> **Request**: Copy out the data below as written; omit any images.

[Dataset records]

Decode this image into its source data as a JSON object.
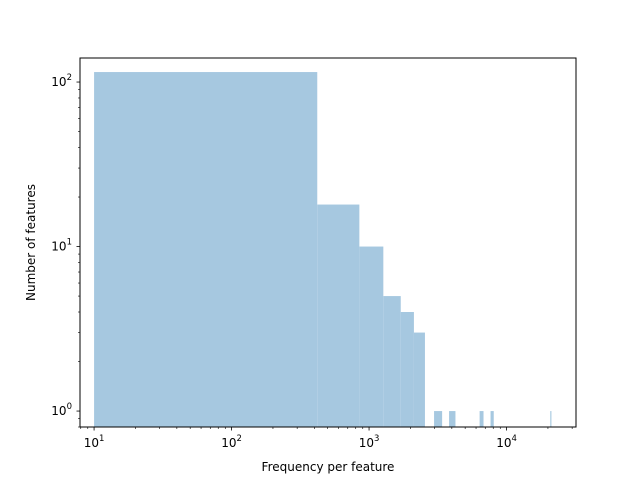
{
  "chart_data": {
    "type": "bar",
    "title": "",
    "xlabel": "Frequency per feature",
    "ylabel": "Number of features",
    "xscale": "log",
    "yscale": "log",
    "xlim": [
      7.9,
      32000
    ],
    "ylim": [
      0.8,
      140
    ],
    "bar_color": "#a6c8e0",
    "grid": false,
    "legend": false,
    "x_ticks": [
      {
        "value": 10,
        "base": "10",
        "exp": "1"
      },
      {
        "value": 100,
        "base": "10",
        "exp": "2"
      },
      {
        "value": 1000,
        "base": "10",
        "exp": "3"
      },
      {
        "value": 10000,
        "base": "10",
        "exp": "4"
      }
    ],
    "y_ticks": [
      {
        "value": 1,
        "base": "10",
        "exp": "0"
      },
      {
        "value": 10,
        "base": "10",
        "exp": "1"
      },
      {
        "value": 100,
        "base": "10",
        "exp": "2"
      }
    ],
    "bins": [
      {
        "x0": 10,
        "x1": 420,
        "count": 115
      },
      {
        "x0": 420,
        "x1": 850,
        "count": 18
      },
      {
        "x0": 850,
        "x1": 1270,
        "count": 10
      },
      {
        "x0": 1270,
        "x1": 1700,
        "count": 5
      },
      {
        "x0": 1700,
        "x1": 2120,
        "count": 4
      },
      {
        "x0": 2120,
        "x1": 2550,
        "count": 3
      },
      {
        "x0": 2970,
        "x1": 3400,
        "count": 1
      },
      {
        "x0": 3820,
        "x1": 4250,
        "count": 1
      },
      {
        "x0": 6370,
        "x1": 6800,
        "count": 1
      },
      {
        "x0": 7650,
        "x1": 8070,
        "count": 1
      },
      {
        "x0": 20800,
        "x1": 21200,
        "count": 1
      }
    ]
  }
}
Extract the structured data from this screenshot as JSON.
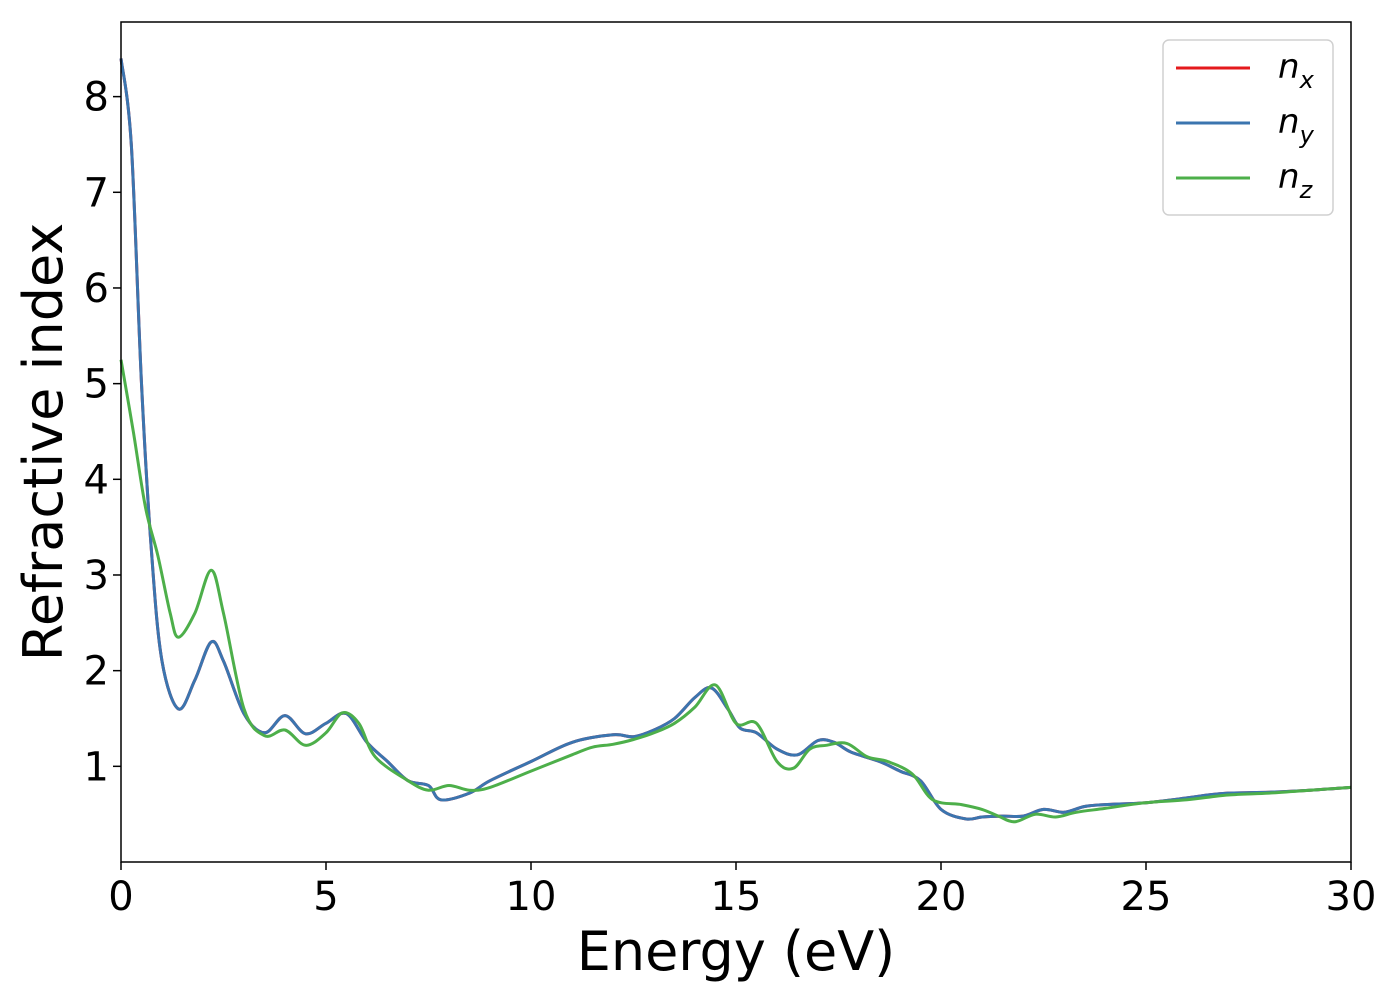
{
  "chart_data": {
    "type": "line",
    "xlabel": "Energy (eV)",
    "ylabel": "Refractive index",
    "xlim": [
      0,
      30
    ],
    "ylim": [
      0,
      8.78
    ],
    "x_ticks": [
      "0",
      "5",
      "10",
      "15",
      "20",
      "25",
      "30"
    ],
    "y_ticks": [
      "1",
      "2",
      "3",
      "4",
      "5",
      "6",
      "7",
      "8"
    ],
    "grid": false,
    "legend_position": "top-right",
    "series": [
      {
        "name": "n",
        "subscript": "x",
        "color": "#e41a1c",
        "x": [
          0,
          0.25,
          0.5,
          0.75,
          1.0,
          1.4,
          1.8,
          2.2,
          2.5,
          3.0,
          3.5,
          4.0,
          4.5,
          5.0,
          5.5,
          6.0,
          6.5,
          7.0,
          7.5,
          7.8,
          8.5,
          9.0,
          10.0,
          11.0,
          12.0,
          12.5,
          13.0,
          13.5,
          14.0,
          14.4,
          14.8,
          15.1,
          15.5,
          16.0,
          16.5,
          17.0,
          17.4,
          17.8,
          18.5,
          19.0,
          19.5,
          20.0,
          20.6,
          21.0,
          21.5,
          22.0,
          22.5,
          23.0,
          23.5,
          24.0,
          25.0,
          26.0,
          26.5,
          27.0,
          28.0,
          29.0,
          30.0
        ],
        "y": [
          8.4,
          7.5,
          5.0,
          3.2,
          2.1,
          1.6,
          1.9,
          2.3,
          2.1,
          1.55,
          1.35,
          1.53,
          1.34,
          1.45,
          1.55,
          1.25,
          1.05,
          0.85,
          0.8,
          0.65,
          0.72,
          0.85,
          1.05,
          1.25,
          1.33,
          1.31,
          1.38,
          1.5,
          1.72,
          1.82,
          1.6,
          1.4,
          1.35,
          1.18,
          1.12,
          1.27,
          1.25,
          1.15,
          1.05,
          0.95,
          0.85,
          0.55,
          0.45,
          0.47,
          0.48,
          0.48,
          0.55,
          0.52,
          0.58,
          0.6,
          0.62,
          0.67,
          0.7,
          0.72,
          0.73,
          0.75,
          0.78
        ]
      },
      {
        "name": "n",
        "subscript": "y",
        "color": "#3b75af",
        "x": [
          0,
          0.25,
          0.5,
          0.75,
          1.0,
          1.4,
          1.8,
          2.2,
          2.5,
          3.0,
          3.5,
          4.0,
          4.5,
          5.0,
          5.5,
          6.0,
          6.5,
          7.0,
          7.5,
          7.8,
          8.5,
          9.0,
          10.0,
          11.0,
          12.0,
          12.5,
          13.0,
          13.5,
          14.0,
          14.4,
          14.8,
          15.1,
          15.5,
          16.0,
          16.5,
          17.0,
          17.4,
          17.8,
          18.5,
          19.0,
          19.5,
          20.0,
          20.6,
          21.0,
          21.5,
          22.0,
          22.5,
          23.0,
          23.5,
          24.0,
          25.0,
          26.0,
          26.5,
          27.0,
          28.0,
          29.0,
          30.0
        ],
        "y": [
          8.4,
          7.5,
          5.0,
          3.2,
          2.1,
          1.6,
          1.9,
          2.3,
          2.1,
          1.55,
          1.35,
          1.53,
          1.34,
          1.45,
          1.55,
          1.25,
          1.05,
          0.85,
          0.8,
          0.65,
          0.72,
          0.85,
          1.05,
          1.25,
          1.33,
          1.31,
          1.38,
          1.5,
          1.72,
          1.82,
          1.6,
          1.4,
          1.35,
          1.18,
          1.12,
          1.27,
          1.25,
          1.15,
          1.05,
          0.95,
          0.85,
          0.55,
          0.45,
          0.47,
          0.48,
          0.48,
          0.55,
          0.52,
          0.58,
          0.6,
          0.62,
          0.67,
          0.7,
          0.72,
          0.73,
          0.75,
          0.78
        ]
      },
      {
        "name": "n",
        "subscript": "z",
        "color": "#4daf4a",
        "x": [
          0,
          0.3,
          0.6,
          0.9,
          1.2,
          1.4,
          1.8,
          2.2,
          2.5,
          3.0,
          3.5,
          4.0,
          4.5,
          5.0,
          5.4,
          5.8,
          6.2,
          7.0,
          7.5,
          8.0,
          8.5,
          9.0,
          10.0,
          11.0,
          11.5,
          12.0,
          12.5,
          13.0,
          13.5,
          14.0,
          14.5,
          15.0,
          15.5,
          16.0,
          16.4,
          16.8,
          17.2,
          17.7,
          18.2,
          18.7,
          19.3,
          19.8,
          20.5,
          21.0,
          21.4,
          21.8,
          22.3,
          22.8,
          23.3,
          24.0,
          25.0,
          26.0,
          27.0,
          28.0,
          29.0,
          30.0
        ],
        "y": [
          5.25,
          4.5,
          3.7,
          3.2,
          2.6,
          2.35,
          2.6,
          3.05,
          2.6,
          1.6,
          1.32,
          1.38,
          1.22,
          1.35,
          1.56,
          1.45,
          1.1,
          0.85,
          0.75,
          0.8,
          0.75,
          0.78,
          0.95,
          1.12,
          1.2,
          1.23,
          1.28,
          1.35,
          1.45,
          1.62,
          1.85,
          1.45,
          1.45,
          1.05,
          0.98,
          1.18,
          1.22,
          1.24,
          1.1,
          1.05,
          0.92,
          0.65,
          0.6,
          0.55,
          0.48,
          0.42,
          0.5,
          0.47,
          0.52,
          0.56,
          0.62,
          0.65,
          0.7,
          0.72,
          0.75,
          0.78
        ]
      }
    ]
  }
}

> **Result below**:
Decode this image into its source data as a JSON object.
{
  "chart_data": {
    "type": "bar",
    "title": "",
    "xlabel": "Frequency per feature",
    "ylabel": "Number of features",
    "xscale": "log",
    "yscale": "log",
    "xlim": [
      7.9,
      32000
    ],
    "ylim": [
      0.8,
      140
    ],
    "bar_color": "#a6c8e0",
    "grid": false,
    "legend": false,
    "x_ticks": [
      {
        "value": 10,
        "base": "10",
        "exp": "1"
      },
      {
        "value": 100,
        "base": "10",
        "exp": "2"
      },
      {
        "value": 1000,
        "base": "10",
        "exp": "3"
      },
      {
        "value": 10000,
        "base": "10",
        "exp": "4"
      }
    ],
    "y_ticks": [
      {
        "value": 1,
        "base": "10",
        "exp": "0"
      },
      {
        "value": 10,
        "base": "10",
        "exp": "1"
      },
      {
        "value": 100,
        "base": "10",
        "exp": "2"
      }
    ],
    "bins": [
      {
        "x0": 10,
        "x1": 420,
        "count": 115
      },
      {
        "x0": 420,
        "x1": 850,
        "count": 18
      },
      {
        "x0": 850,
        "x1": 1270,
        "count": 10
      },
      {
        "x0": 1270,
        "x1": 1700,
        "count": 5
      },
      {
        "x0": 1700,
        "x1": 2120,
        "count": 4
      },
      {
        "x0": 2120,
        "x1": 2550,
        "count": 3
      },
      {
        "x0": 2970,
        "x1": 3400,
        "count": 1
      },
      {
        "x0": 3820,
        "x1": 4250,
        "count": 1
      },
      {
        "x0": 6370,
        "x1": 6800,
        "count": 1
      },
      {
        "x0": 7650,
        "x1": 8070,
        "count": 1
      },
      {
        "x0": 20800,
        "x1": 21200,
        "count": 1
      }
    ]
  }
}
Extract the structured data from this screenshot as JSON.
{
  "chart_data": {
    "type": "line",
    "xlabel": "Energy (eV)",
    "ylabel": "Refractive index",
    "xlim": [
      0,
      30
    ],
    "ylim": [
      0,
      8.78
    ],
    "x_ticks": [
      "0",
      "5",
      "10",
      "15",
      "20",
      "25",
      "30"
    ],
    "y_ticks": [
      "1",
      "2",
      "3",
      "4",
      "5",
      "6",
      "7",
      "8"
    ],
    "grid": false,
    "legend_position": "top-right",
    "series": [
      {
        "name": "n",
        "subscript": "x",
        "color": "#e41a1c",
        "x": [
          0,
          0.25,
          0.5,
          0.75,
          1.0,
          1.4,
          1.8,
          2.2,
          2.5,
          3.0,
          3.5,
          4.0,
          4.5,
          5.0,
          5.5,
          6.0,
          6.5,
          7.0,
          7.5,
          7.8,
          8.5,
          9.0,
          10.0,
          11.0,
          12.0,
          12.5,
          13.0,
          13.5,
          14.0,
          14.4,
          14.8,
          15.1,
          15.5,
          16.0,
          16.5,
          17.0,
          17.4,
          17.8,
          18.5,
          19.0,
          19.5,
          20.0,
          20.6,
          21.0,
          21.5,
          22.0,
          22.5,
          23.0,
          23.5,
          24.0,
          25.0,
          26.0,
          26.5,
          27.0,
          28.0,
          29.0,
          30.0
        ],
        "y": [
          8.4,
          7.5,
          5.0,
          3.2,
          2.1,
          1.6,
          1.9,
          2.3,
          2.1,
          1.55,
          1.35,
          1.53,
          1.34,
          1.45,
          1.55,
          1.25,
          1.05,
          0.85,
          0.8,
          0.65,
          0.72,
          0.85,
          1.05,
          1.25,
          1.33,
          1.31,
          1.38,
          1.5,
          1.72,
          1.82,
          1.6,
          1.4,
          1.35,
          1.18,
          1.12,
          1.27,
          1.25,
          1.15,
          1.05,
          0.95,
          0.85,
          0.55,
          0.45,
          0.47,
          0.48,
          0.48,
          0.55,
          0.52,
          0.58,
          0.6,
          0.62,
          0.67,
          0.7,
          0.72,
          0.73,
          0.75,
          0.78
        ]
      },
      {
        "name": "n",
        "subscript": "y",
        "color": "#3b75af",
        "x": [
          0,
          0.25,
          0.5,
          0.75,
          1.0,
          1.4,
          1.8,
          2.2,
          2.5,
          3.0,
          3.5,
          4.0,
          4.5,
          5.0,
          5.5,
          6.0,
          6.5,
          7.0,
          7.5,
          7.8,
          8.5,
          9.0,
          10.0,
          11.0,
          12.0,
          12.5,
          13.0,
          13.5,
          14.0,
          14.4,
          14.8,
          15.1,
          15.5,
          16.0,
          16.5,
          17.0,
          17.4,
          17.8,
          18.5,
          19.0,
          19.5,
          20.0,
          20.6,
          21.0,
          21.5,
          22.0,
          22.5,
          23.0,
          23.5,
          24.0,
          25.0,
          26.0,
          26.5,
          27.0,
          28.0,
          29.0,
          30.0
        ],
        "y": [
          8.4,
          7.5,
          5.0,
          3.2,
          2.1,
          1.6,
          1.9,
          2.3,
          2.1,
          1.55,
          1.35,
          1.53,
          1.34,
          1.45,
          1.55,
          1.25,
          1.05,
          0.85,
          0.8,
          0.65,
          0.72,
          0.85,
          1.05,
          1.25,
          1.33,
          1.31,
          1.38,
          1.5,
          1.72,
          1.82,
          1.6,
          1.4,
          1.35,
          1.18,
          1.12,
          1.27,
          1.25,
          1.15,
          1.05,
          0.95,
          0.85,
          0.55,
          0.45,
          0.47,
          0.48,
          0.48,
          0.55,
          0.52,
          0.58,
          0.6,
          0.62,
          0.67,
          0.7,
          0.72,
          0.73,
          0.75,
          0.78
        ]
      },
      {
        "name": "n",
        "subscript": "z",
        "color": "#4daf4a",
        "x": [
          0,
          0.3,
          0.6,
          0.9,
          1.2,
          1.4,
          1.8,
          2.2,
          2.5,
          3.0,
          3.5,
          4.0,
          4.5,
          5.0,
          5.4,
          5.8,
          6.2,
          7.0,
          7.5,
          8.0,
          8.5,
          9.0,
          10.0,
          11.0,
          11.5,
          12.0,
          12.5,
          13.0,
          13.5,
          14.0,
          14.5,
          15.0,
          15.5,
          16.0,
          16.4,
          16.8,
          17.2,
          17.7,
          18.2,
          18.7,
          19.3,
          19.8,
          20.5,
          21.0,
          21.4,
          21.8,
          22.3,
          22.8,
          23.3,
          24.0,
          25.0,
          26.0,
          27.0,
          28.0,
          29.0,
          30.0
        ],
        "y": [
          5.25,
          4.5,
          3.7,
          3.2,
          2.6,
          2.35,
          2.6,
          3.05,
          2.6,
          1.6,
          1.32,
          1.38,
          1.22,
          1.35,
          1.56,
          1.45,
          1.1,
          0.85,
          0.75,
          0.8,
          0.75,
          0.78,
          0.95,
          1.12,
          1.2,
          1.23,
          1.28,
          1.35,
          1.45,
          1.62,
          1.85,
          1.45,
          1.45,
          1.05,
          0.98,
          1.18,
          1.22,
          1.24,
          1.1,
          1.05,
          0.92,
          0.65,
          0.6,
          0.55,
          0.48,
          0.42,
          0.5,
          0.47,
          0.52,
          0.56,
          0.62,
          0.65,
          0.7,
          0.72,
          0.75,
          0.78
        ]
      }
    ]
  }
}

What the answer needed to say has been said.